* **AIM**
Leave out the pictures and restate the rest of the data exactly.

Entries taken from a collection:
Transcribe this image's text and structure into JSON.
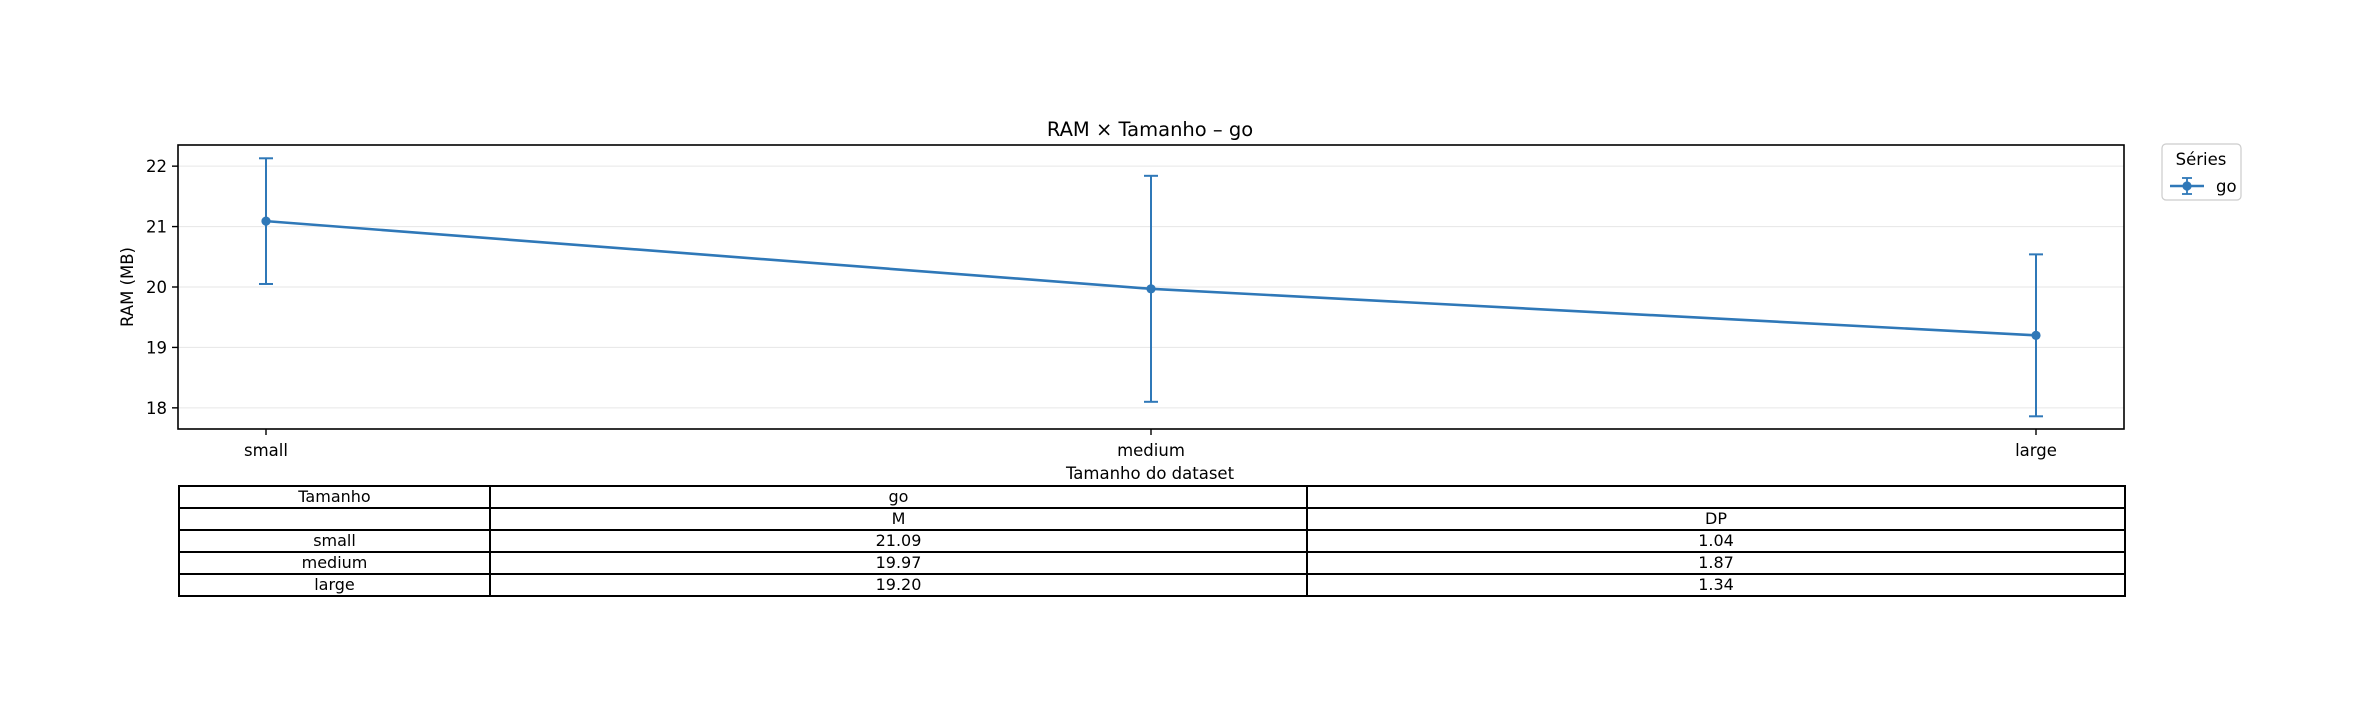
{
  "chart_data": {
    "type": "line",
    "title": "RAM × Tamanho – go",
    "xlabel": "Tamanho do dataset",
    "ylabel": "RAM (MB)",
    "categories": [
      "small",
      "medium",
      "large"
    ],
    "series": [
      {
        "name": "go",
        "values": [
          21.09,
          19.97,
          19.2
        ],
        "error": [
          1.04,
          1.87,
          1.34
        ],
        "color": "#2f78b8"
      }
    ],
    "yticks": [
      18,
      19,
      20,
      21,
      22
    ],
    "ylim": [
      17.65,
      22.35
    ],
    "grid": "horizontal",
    "legend": {
      "title": "Séries",
      "placement": "outside top-right"
    }
  },
  "table": {
    "header_row_1": [
      "Tamanho",
      "go",
      ""
    ],
    "header_row_2": [
      "",
      "M",
      "DP"
    ],
    "rows": [
      [
        "small",
        "21.09",
        "1.04"
      ],
      [
        "medium",
        "19.97",
        "1.87"
      ],
      [
        "large",
        "19.20",
        "1.34"
      ]
    ]
  }
}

* **EXERCISE RESPONSE**
Transcribe this image's text and structure into JSON.
{
  "chart_data": {
    "type": "line",
    "title": "RAM × Tamanho – go",
    "xlabel": "Tamanho do dataset",
    "ylabel": "RAM (MB)",
    "categories": [
      "small",
      "medium",
      "large"
    ],
    "series": [
      {
        "name": "go",
        "values": [
          21.09,
          19.97,
          19.2
        ],
        "error": [
          1.04,
          1.87,
          1.34
        ],
        "color": "#2f78b8"
      }
    ],
    "yticks": [
      18,
      19,
      20,
      21,
      22
    ],
    "ylim": [
      17.65,
      22.35
    ],
    "grid": "horizontal",
    "legend": {
      "title": "Séries",
      "placement": "outside top-right"
    }
  },
  "table": {
    "header_row_1": [
      "Tamanho",
      "go",
      ""
    ],
    "header_row_2": [
      "",
      "M",
      "DP"
    ],
    "rows": [
      [
        "small",
        "21.09",
        "1.04"
      ],
      [
        "medium",
        "19.97",
        "1.87"
      ],
      [
        "large",
        "19.20",
        "1.34"
      ]
    ]
  }
}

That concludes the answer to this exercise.